## Start Data for processing
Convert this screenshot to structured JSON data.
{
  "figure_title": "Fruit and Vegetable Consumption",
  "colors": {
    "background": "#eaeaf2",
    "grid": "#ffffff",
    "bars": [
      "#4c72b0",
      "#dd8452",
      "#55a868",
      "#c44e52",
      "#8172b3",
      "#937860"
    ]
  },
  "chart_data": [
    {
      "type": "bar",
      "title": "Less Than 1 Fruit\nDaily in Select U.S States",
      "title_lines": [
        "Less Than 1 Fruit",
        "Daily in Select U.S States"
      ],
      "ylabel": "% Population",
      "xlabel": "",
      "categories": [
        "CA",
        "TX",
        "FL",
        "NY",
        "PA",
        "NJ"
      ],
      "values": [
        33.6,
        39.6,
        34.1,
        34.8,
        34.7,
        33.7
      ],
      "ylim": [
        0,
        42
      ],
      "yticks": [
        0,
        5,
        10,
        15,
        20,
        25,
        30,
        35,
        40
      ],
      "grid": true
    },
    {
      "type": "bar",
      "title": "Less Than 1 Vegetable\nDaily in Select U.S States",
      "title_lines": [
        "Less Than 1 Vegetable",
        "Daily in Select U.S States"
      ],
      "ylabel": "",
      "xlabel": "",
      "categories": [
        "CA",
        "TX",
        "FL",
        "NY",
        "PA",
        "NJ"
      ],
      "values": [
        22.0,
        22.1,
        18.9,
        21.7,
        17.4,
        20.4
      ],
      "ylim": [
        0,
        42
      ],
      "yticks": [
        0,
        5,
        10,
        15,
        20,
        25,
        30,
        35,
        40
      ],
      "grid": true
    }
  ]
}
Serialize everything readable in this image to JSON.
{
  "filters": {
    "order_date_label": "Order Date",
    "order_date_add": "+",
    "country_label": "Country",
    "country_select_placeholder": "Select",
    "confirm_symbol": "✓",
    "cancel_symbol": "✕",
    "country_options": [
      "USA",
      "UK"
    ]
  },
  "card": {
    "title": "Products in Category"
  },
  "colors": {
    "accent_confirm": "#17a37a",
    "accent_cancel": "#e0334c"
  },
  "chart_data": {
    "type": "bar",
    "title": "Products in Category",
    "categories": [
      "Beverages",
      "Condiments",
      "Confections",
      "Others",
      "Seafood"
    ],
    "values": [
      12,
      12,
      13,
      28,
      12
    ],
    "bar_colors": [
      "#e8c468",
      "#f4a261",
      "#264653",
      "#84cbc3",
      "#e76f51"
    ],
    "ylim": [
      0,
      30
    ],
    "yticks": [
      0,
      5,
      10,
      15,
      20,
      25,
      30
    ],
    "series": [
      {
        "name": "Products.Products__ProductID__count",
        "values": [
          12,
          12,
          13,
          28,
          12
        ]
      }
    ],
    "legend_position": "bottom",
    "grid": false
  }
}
## End Data for processing
Stated goal >>
Print back all the lines verbatim.

Result >>
Convert this screenshot to structured JSON data.
{
  "figure_title": "Fruit and Vegetable Consumption",
  "colors": {
    "background": "#eaeaf2",
    "grid": "#ffffff",
    "bars": [
      "#4c72b0",
      "#dd8452",
      "#55a868",
      "#c44e52",
      "#8172b3",
      "#937860"
    ]
  },
  "chart_data": [
    {
      "type": "bar",
      "title": "Less Than 1 Fruit\nDaily in Select U.S States",
      "title_lines": [
        "Less Than 1 Fruit",
        "Daily in Select U.S States"
      ],
      "ylabel": "% Population",
      "xlabel": "",
      "categories": [
        "CA",
        "TX",
        "FL",
        "NY",
        "PA",
        "NJ"
      ],
      "values": [
        33.6,
        39.6,
        34.1,
        34.8,
        34.7,
        33.7
      ],
      "ylim": [
        0,
        42
      ],
      "yticks": [
        0,
        5,
        10,
        15,
        20,
        25,
        30,
        35,
        40
      ],
      "grid": true
    },
    {
      "type": "bar",
      "title": "Less Than 1 Vegetable\nDaily in Select U.S States",
      "title_lines": [
        "Less Than 1 Vegetable",
        "Daily in Select U.S States"
      ],
      "ylabel": "",
      "xlabel": "",
      "categories": [
        "CA",
        "TX",
        "FL",
        "NY",
        "PA",
        "NJ"
      ],
      "values": [
        22.0,
        22.1,
        18.9,
        21.7,
        17.4,
        20.4
      ],
      "ylim": [
        0,
        42
      ],
      "yticks": [
        0,
        5,
        10,
        15,
        20,
        25,
        30,
        35,
        40
      ],
      "grid": true
    }
  ]
}
Serialize everything readable in this image to JSON.
{
  "filters": {
    "order_date_label": "Order Date",
    "order_date_add": "+",
    "country_label": "Country",
    "country_select_placeholder": "Select",
    "confirm_symbol": "✓",
    "cancel_symbol": "✕",
    "country_options": [
      "USA",
      "UK"
    ]
  },
  "card": {
    "title": "Products in Category"
  },
  "colors": {
    "accent_confirm": "#17a37a",
    "accent_cancel": "#e0334c"
  },
  "chart_data": {
    "type": "bar",
    "title": "Products in Category",
    "categories": [
      "Beverages",
      "Condiments",
      "Confections",
      "Others",
      "Seafood"
    ],
    "values": [
      12,
      12,
      13,
      28,
      12
    ],
    "bar_colors": [
      "#e8c468",
      "#f4a261",
      "#264653",
      "#84cbc3",
      "#e76f51"
    ],
    "ylim": [
      0,
      30
    ],
    "yticks": [
      0,
      5,
      10,
      15,
      20,
      25,
      30
    ],
    "series": [
      {
        "name": "Products.Products__ProductID__count",
        "values": [
          12,
          12,
          13,
          28,
          12
        ]
      }
    ],
    "legend_position": "bottom",
    "grid": false
  }
}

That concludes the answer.